**TEXT PROVIDED**
-.-.-
AN0012 SPU input and output DMA

About this document

Scope and purpose

The second generation AURIX™ offers enormous computing power and fast responsive real-time behavior. It also supports low-, mid-, and high-end Radar applications. To ensure the fastest signal processing capabilities a high-performance signal processing unit (SPU) is integrated.

This document describes the input and output direct access memory (DMA) mechanism of the SPU using second generation AURIX™.

This application note is applicable for all second generation AURIX™ devices with at least one SPU instance available. (

TC39x

,

TC35x

,

TC33x

).

Intended audience

This document is intended for design engineers, technicians, and developers of electronic systems with basic knowledge of radar processing and the SPU.

Overview

Input and output DMA in the signal processing unit (SPU) subsystem

Figure 1

shows input and output DMA (marked in yellow) in the SPU subsystem. The input DMA engine can either passively accept data pushed by the analog-digital-converter (ADC) interfaces (RIF or Radar Interface) or actively load data of an existing data cube from the Radar Memory also referred to as Extension Memory (EMEM). The task of the input DMA is to structure data in the buffer memory for subsequent processing in the SPU pipeline. Thus, the input DMA has to make sure that all data required to perform the configured processing steps is fed into the processing pipeline at a time. Examples where a complete data set is required include:

Fast Fourier Transforms (FFT):
All data points to perform the FFT need to be available
Integration of results across multiple antennas:
Data points from all antennas need to be available

The output DMA engine is used to write results to Radar Memory (EMEM).

Figure 1. Input DMA and output DMA in the SPU system

Working principles of input DMA

Depiction of radar data in Radar Memory

In radar applications data can often be ordered in three dimensions: multiple samples taken along a frequency sweep, multiple subsequent frequency sweeps (ramps), and data recorded by multiple antennas. To account for these three dimensions of data in Radar Memory, the schematic shown in

Figure 2

is used to represent the flat 1D data array stored in Radar Memory. The two left columns are used as indices for – depending on context – antenna, ramp or sample index.
-.-.-
**EXERCISE INSTRUCTIONS**
- 1) Can you transcribe the SPU DMA application note, beginning at the words "AN0012 SPU input" and stopping after "second generation AURIX™."?
- 2) Answer these questions from the SPU DMA application note:
(a) What other name is given for the Radar Memory?
(b) Who is the intended audience of the document?
(c) What is the output DMA engine used for?
- 3) How would you sum up the SPU DMA application note in two sentences?

**COLLECTED DATA**
-.-.-
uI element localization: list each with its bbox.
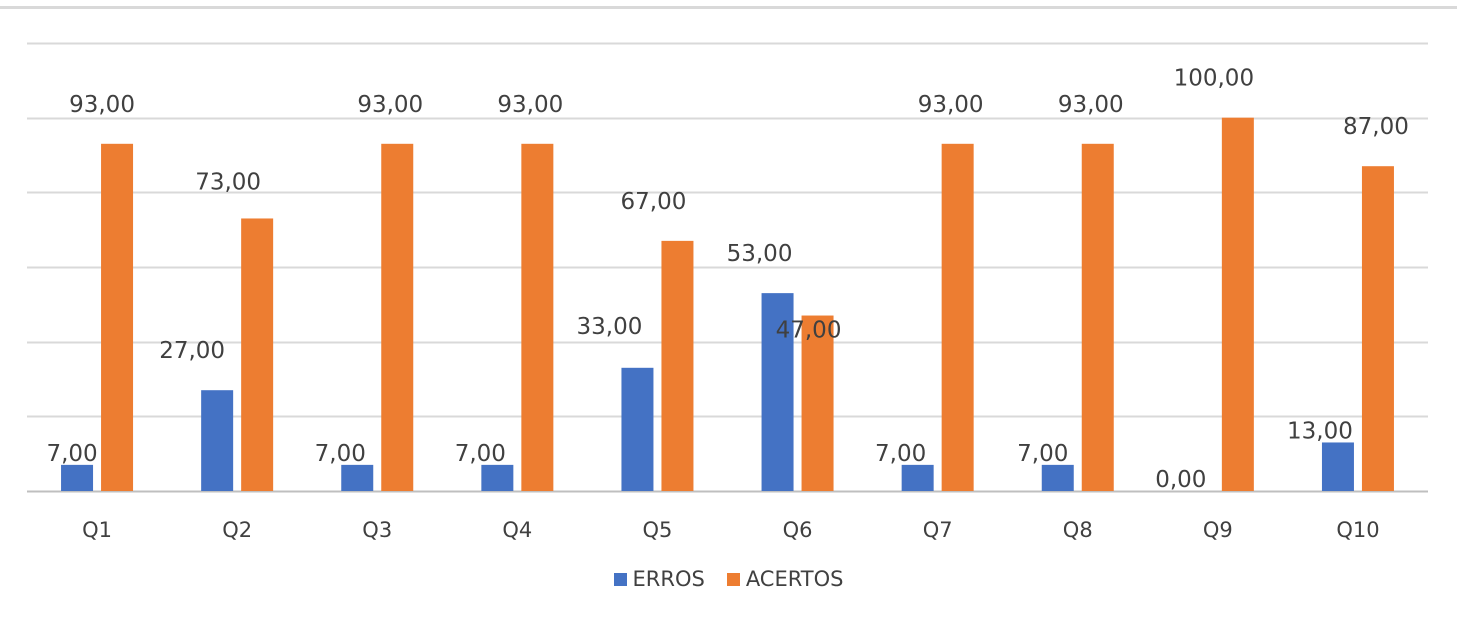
-.-.-
**ANSWERS BY TASK**
- 1)
AN0012 SPU input and output DMA

About this document

Scope and purpose

The second generation AURIX™ offers enormous computing power and fast responsive real-time behavior. It also supports low-, mid-, and high-end Radar applications. To ensure the fastest signal processing capabilities a high-performance signal processing unit (SPU) is integrated.

This document describes the input and output direct access memory (DMA) mechanism of the SPU using second generation AURIX™.

- 2)
(a) Extension Memory (EMEM).
(b) Design engineers, technicians, and developers of electronic systems with basic knowledge of radar processing and the SPU.
(c) Writing results to Radar Memory (EMEM).

- 3) The document describes the input and output DMA mechanism of the signal processing unit (SPU) in second generation AURIX™ devices, for engineers and developers with basic knowledge of radar processing and the SPU. The input DMA either accepts data pushed by the ADC interfaces or loads an existing data cube from Radar Memory, structuring it in buffer memory so that complete data sets reach the SPU pipeline, while the output DMA writes results to Radar Memory.